= GOAL =
Exclude any images and output the remaining records exactly.

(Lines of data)

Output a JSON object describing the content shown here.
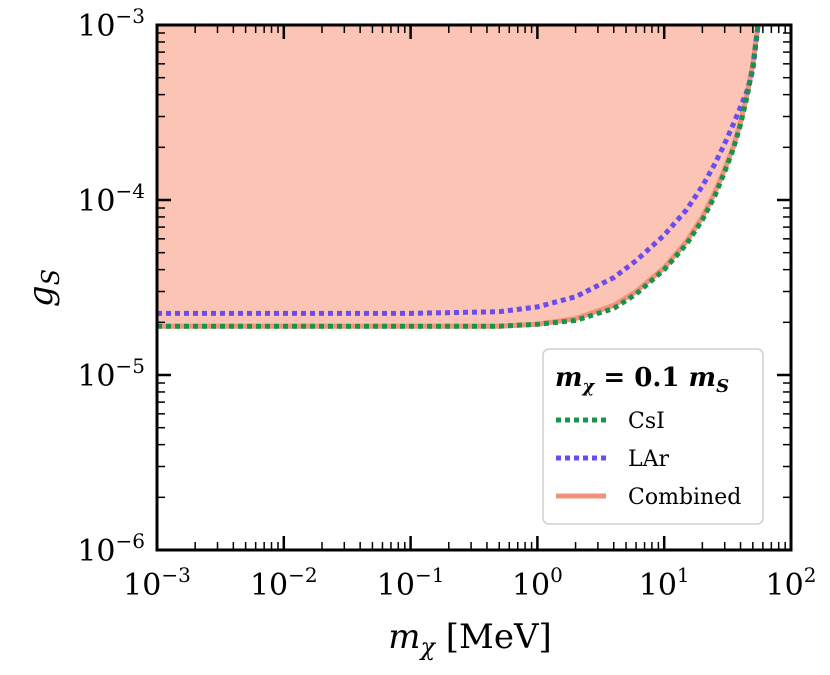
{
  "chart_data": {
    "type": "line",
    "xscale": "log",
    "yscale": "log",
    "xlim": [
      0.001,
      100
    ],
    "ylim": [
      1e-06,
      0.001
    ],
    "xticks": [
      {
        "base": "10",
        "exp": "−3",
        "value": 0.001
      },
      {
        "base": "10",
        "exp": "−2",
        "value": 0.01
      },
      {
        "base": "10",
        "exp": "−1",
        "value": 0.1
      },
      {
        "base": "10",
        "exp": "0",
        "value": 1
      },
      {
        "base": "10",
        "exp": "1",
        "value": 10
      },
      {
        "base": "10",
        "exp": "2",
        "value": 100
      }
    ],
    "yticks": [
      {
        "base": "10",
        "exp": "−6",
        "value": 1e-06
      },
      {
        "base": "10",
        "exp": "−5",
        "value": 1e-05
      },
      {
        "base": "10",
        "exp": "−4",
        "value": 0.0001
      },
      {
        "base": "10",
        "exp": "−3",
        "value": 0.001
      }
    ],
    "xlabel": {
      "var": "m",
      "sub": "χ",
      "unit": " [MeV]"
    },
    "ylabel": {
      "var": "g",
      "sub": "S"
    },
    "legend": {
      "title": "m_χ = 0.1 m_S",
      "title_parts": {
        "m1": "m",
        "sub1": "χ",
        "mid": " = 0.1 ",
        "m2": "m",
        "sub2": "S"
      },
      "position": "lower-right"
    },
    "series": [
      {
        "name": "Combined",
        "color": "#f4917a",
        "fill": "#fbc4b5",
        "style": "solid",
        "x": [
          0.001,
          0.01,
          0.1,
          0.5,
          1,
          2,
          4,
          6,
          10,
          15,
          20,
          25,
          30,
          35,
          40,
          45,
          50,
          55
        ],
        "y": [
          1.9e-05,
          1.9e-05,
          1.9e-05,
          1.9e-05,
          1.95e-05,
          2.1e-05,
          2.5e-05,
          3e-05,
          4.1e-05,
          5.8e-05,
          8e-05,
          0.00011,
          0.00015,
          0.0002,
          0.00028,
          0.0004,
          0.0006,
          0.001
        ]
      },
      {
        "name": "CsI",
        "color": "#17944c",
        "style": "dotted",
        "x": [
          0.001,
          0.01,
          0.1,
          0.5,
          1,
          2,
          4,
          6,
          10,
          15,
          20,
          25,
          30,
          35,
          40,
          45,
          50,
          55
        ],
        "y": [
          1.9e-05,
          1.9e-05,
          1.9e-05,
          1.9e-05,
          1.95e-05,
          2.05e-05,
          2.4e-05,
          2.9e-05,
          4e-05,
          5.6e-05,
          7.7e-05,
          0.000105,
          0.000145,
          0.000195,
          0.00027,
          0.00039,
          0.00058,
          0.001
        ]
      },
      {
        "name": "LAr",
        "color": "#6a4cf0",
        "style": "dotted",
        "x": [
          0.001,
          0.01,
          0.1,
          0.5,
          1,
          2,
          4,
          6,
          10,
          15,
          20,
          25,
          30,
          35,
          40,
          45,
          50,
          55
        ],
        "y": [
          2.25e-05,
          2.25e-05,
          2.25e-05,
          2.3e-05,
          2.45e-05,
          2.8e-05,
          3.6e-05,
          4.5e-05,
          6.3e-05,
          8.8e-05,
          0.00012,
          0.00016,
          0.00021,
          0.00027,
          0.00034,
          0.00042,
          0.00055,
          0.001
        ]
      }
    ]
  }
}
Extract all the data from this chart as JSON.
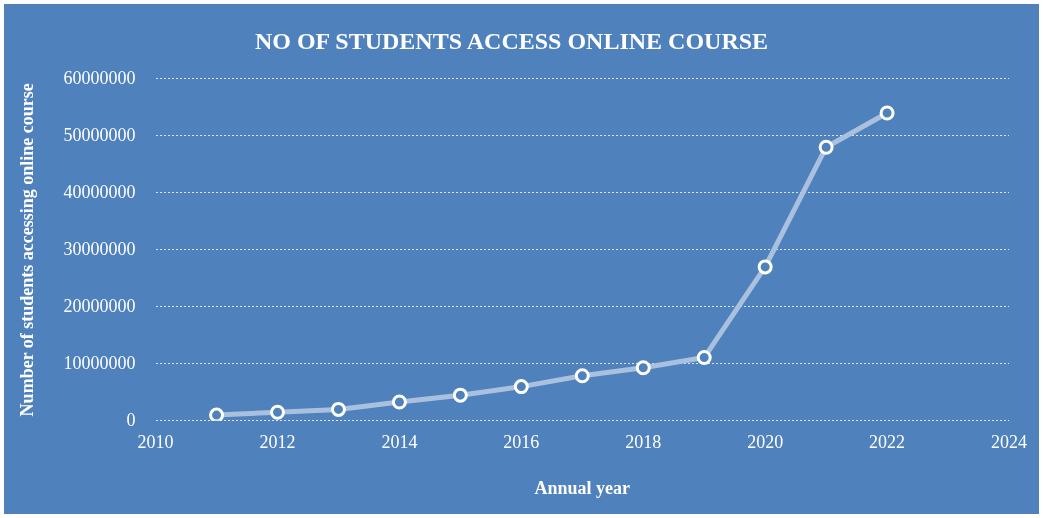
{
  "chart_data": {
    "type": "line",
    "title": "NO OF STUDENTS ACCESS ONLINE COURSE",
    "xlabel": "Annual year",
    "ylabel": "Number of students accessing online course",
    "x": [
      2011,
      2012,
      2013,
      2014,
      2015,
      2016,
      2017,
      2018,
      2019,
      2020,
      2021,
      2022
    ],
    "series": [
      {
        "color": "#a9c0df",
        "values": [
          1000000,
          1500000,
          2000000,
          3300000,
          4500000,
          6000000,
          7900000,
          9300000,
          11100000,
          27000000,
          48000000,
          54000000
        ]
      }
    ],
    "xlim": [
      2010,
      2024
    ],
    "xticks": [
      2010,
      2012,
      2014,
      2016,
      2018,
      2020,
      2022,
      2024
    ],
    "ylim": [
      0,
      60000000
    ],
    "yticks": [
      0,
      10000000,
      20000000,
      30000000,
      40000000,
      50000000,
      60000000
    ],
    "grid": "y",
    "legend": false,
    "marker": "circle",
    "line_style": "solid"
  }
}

= REPLY =
Output a JSON object describing the content shown here.
{
  "chart_data": {
    "type": "line",
    "xscale": "log",
    "yscale": "log",
    "xlim": [
      0.001,
      100
    ],
    "ylim": [
      1e-06,
      0.001
    ],
    "xticks": [
      {
        "base": "10",
        "exp": "−3",
        "value": 0.001
      },
      {
        "base": "10",
        "exp": "−2",
        "value": 0.01
      },
      {
        "base": "10",
        "exp": "−1",
        "value": 0.1
      },
      {
        "base": "10",
        "exp": "0",
        "value": 1
      },
      {
        "base": "10",
        "exp": "1",
        "value": 10
      },
      {
        "base": "10",
        "exp": "2",
        "value": 100
      }
    ],
    "yticks": [
      {
        "base": "10",
        "exp": "−6",
        "value": 1e-06
      },
      {
        "base": "10",
        "exp": "−5",
        "value": 1e-05
      },
      {
        "base": "10",
        "exp": "−4",
        "value": 0.0001
      },
      {
        "base": "10",
        "exp": "−3",
        "value": 0.001
      }
    ],
    "xlabel": {
      "var": "m",
      "sub": "χ",
      "unit": " [MeV]"
    },
    "ylabel": {
      "var": "g",
      "sub": "S"
    },
    "legend": {
      "title": "m_χ = 0.1 m_S",
      "title_parts": {
        "m1": "m",
        "sub1": "χ",
        "mid": " = 0.1 ",
        "m2": "m",
        "sub2": "S"
      },
      "position": "lower-right"
    },
    "series": [
      {
        "name": "Combined",
        "color": "#f4917a",
        "fill": "#fbc4b5",
        "style": "solid",
        "x": [
          0.001,
          0.01,
          0.1,
          0.5,
          1,
          2,
          4,
          6,
          10,
          15,
          20,
          25,
          30,
          35,
          40,
          45,
          50,
          55
        ],
        "y": [
          1.9e-05,
          1.9e-05,
          1.9e-05,
          1.9e-05,
          1.95e-05,
          2.1e-05,
          2.5e-05,
          3e-05,
          4.1e-05,
          5.8e-05,
          8e-05,
          0.00011,
          0.00015,
          0.0002,
          0.00028,
          0.0004,
          0.0006,
          0.001
        ]
      },
      {
        "name": "CsI",
        "color": "#17944c",
        "style": "dotted",
        "x": [
          0.001,
          0.01,
          0.1,
          0.5,
          1,
          2,
          4,
          6,
          10,
          15,
          20,
          25,
          30,
          35,
          40,
          45,
          50,
          55
        ],
        "y": [
          1.9e-05,
          1.9e-05,
          1.9e-05,
          1.9e-05,
          1.95e-05,
          2.05e-05,
          2.4e-05,
          2.9e-05,
          4e-05,
          5.6e-05,
          7.7e-05,
          0.000105,
          0.000145,
          0.000195,
          0.00027,
          0.00039,
          0.00058,
          0.001
        ]
      },
      {
        "name": "LAr",
        "color": "#6a4cf0",
        "style": "dotted",
        "x": [
          0.001,
          0.01,
          0.1,
          0.5,
          1,
          2,
          4,
          6,
          10,
          15,
          20,
          25,
          30,
          35,
          40,
          45,
          50,
          55
        ],
        "y": [
          2.25e-05,
          2.25e-05,
          2.25e-05,
          2.3e-05,
          2.45e-05,
          2.8e-05,
          3.6e-05,
          4.5e-05,
          6.3e-05,
          8.8e-05,
          0.00012,
          0.00016,
          0.00021,
          0.00027,
          0.00034,
          0.00042,
          0.00055,
          0.001
        ]
      }
    ]
  }
}
Extract all the data from this chart as JSON.
{
  "chart_data": {
    "type": "line",
    "title": "NO OF STUDENTS ACCESS ONLINE COURSE",
    "xlabel": "Annual year",
    "ylabel": "Number of students accessing online course",
    "x": [
      2011,
      2012,
      2013,
      2014,
      2015,
      2016,
      2017,
      2018,
      2019,
      2020,
      2021,
      2022
    ],
    "series": [
      {
        "color": "#a9c0df",
        "values": [
          1000000,
          1500000,
          2000000,
          3300000,
          4500000,
          6000000,
          7900000,
          9300000,
          11100000,
          27000000,
          48000000,
          54000000
        ]
      }
    ],
    "xlim": [
      2010,
      2024
    ],
    "xticks": [
      2010,
      2012,
      2014,
      2016,
      2018,
      2020,
      2022,
      2024
    ],
    "ylim": [
      0,
      60000000
    ],
    "yticks": [
      0,
      10000000,
      20000000,
      30000000,
      40000000,
      50000000,
      60000000
    ],
    "grid": "y",
    "legend": false,
    "marker": "circle",
    "line_style": "solid"
  }
}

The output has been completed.